- _The task_
Copy out every line of the records below word for word, leaving out the pictures.

- _Data to process_
** begin **
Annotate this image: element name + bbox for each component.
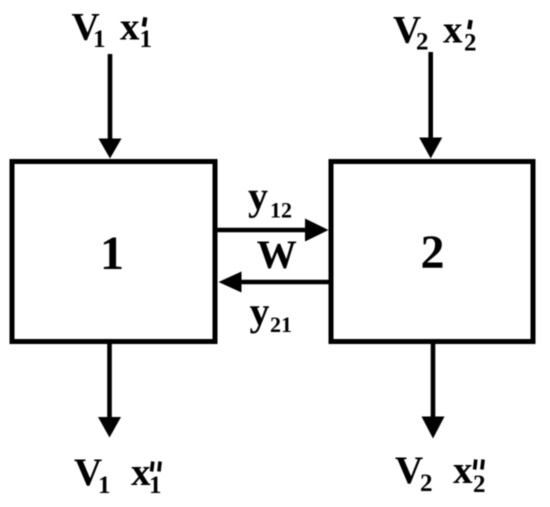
label y21 <box>250 289 293 337</box>
svg-text:2: 2 <box>416 29 429 56</box>
svg-text:2: 2 <box>473 471 486 498</box>
svg-text:1: 1 <box>93 26 106 53</box>
product arrow out of box 1 <box>98 344 121 438</box>
svg-text:y: y <box>250 289 270 334</box>
svg-text:V: V <box>395 449 423 492</box>
svg-text:x: x <box>453 449 473 492</box>
feed arrow into box 2 <box>419 52 442 159</box>
svg-text:2: 2 <box>421 226 445 279</box>
label y12 <box>248 173 292 222</box>
svg-text:x: x <box>443 8 463 51</box>
svg-text:W: W <box>257 232 297 277</box>
svg-text:2: 2 <box>464 30 477 57</box>
svg-text:1: 1 <box>100 227 124 280</box>
product arrow out of box 2 <box>422 344 445 439</box>
product label V2 x2'' <box>395 449 486 498</box>
svg-text:y: y <box>248 173 268 218</box>
svg-text:1: 1 <box>149 472 162 499</box>
feed label V1 x1' <box>72 6 153 54</box>
feed label V2 x2' <box>393 8 477 56</box>
svg-text:x: x <box>120 6 140 49</box>
feed arrow into box 1 <box>99 54 122 159</box>
box 1 <box>12 162 215 342</box>
svg-text:2: 2 <box>420 470 433 497</box>
stream arrow y21 from box 2 to box 1 <box>219 272 332 293</box>
stream arrow y12 from box 1 to box 2 <box>214 219 329 242</box>
svg-text:1: 1 <box>140 26 153 53</box>
svg-text:1: 1 <box>98 472 111 499</box>
svg-text:12: 12 <box>270 198 292 223</box>
svg-text:21: 21 <box>270 312 292 337</box>
box 2 <box>331 162 533 342</box>
product label V1 x1'' <box>74 451 162 499</box>
svg-text:x: x <box>131 451 151 494</box>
** end **
- _Exercise output_
Annotate this image: element name + bbox for each component.
label y21 <box>250 289 293 337</box>
svg-text:2: 2 <box>416 29 429 56</box>
svg-text:2: 2 <box>473 471 486 498</box>
svg-text:1: 1 <box>93 26 106 53</box>
product arrow out of box 1 <box>98 344 121 438</box>
svg-text:y: y <box>250 289 270 334</box>
svg-text:V: V <box>395 449 423 492</box>
svg-text:x: x <box>453 449 473 492</box>
feed arrow into box 2 <box>419 52 442 159</box>
svg-text:2: 2 <box>421 226 445 279</box>
label y12 <box>248 173 292 222</box>
svg-text:x: x <box>443 8 463 51</box>
svg-text:W: W <box>257 232 297 277</box>
svg-text:2: 2 <box>464 30 477 57</box>
svg-text:1: 1 <box>100 227 124 280</box>
product arrow out of box 2 <box>422 344 445 439</box>
product label V2 x2'' <box>395 449 486 498</box>
svg-text:y: y <box>248 173 268 218</box>
svg-text:1: 1 <box>149 472 162 499</box>
feed label V1 x1' <box>72 6 153 54</box>
feed label V2 x2' <box>393 8 477 56</box>
svg-text:x: x <box>120 6 140 49</box>
feed arrow into box 1 <box>99 54 122 159</box>
box 1 <box>12 162 215 342</box>
svg-text:2: 2 <box>420 470 433 497</box>
stream arrow y21 from box 2 to box 1 <box>219 272 332 293</box>
stream arrow y12 from box 1 to box 2 <box>214 219 329 242</box>
svg-text:1: 1 <box>140 26 153 53</box>
svg-text:1: 1 <box>98 472 111 499</box>
svg-text:12: 12 <box>270 198 292 223</box>
svg-text:21: 21 <box>270 312 292 337</box>
box 2 <box>331 162 533 342</box>
product label V1 x1'' <box>74 451 162 499</box>
svg-text:x: x <box>131 451 151 494</box>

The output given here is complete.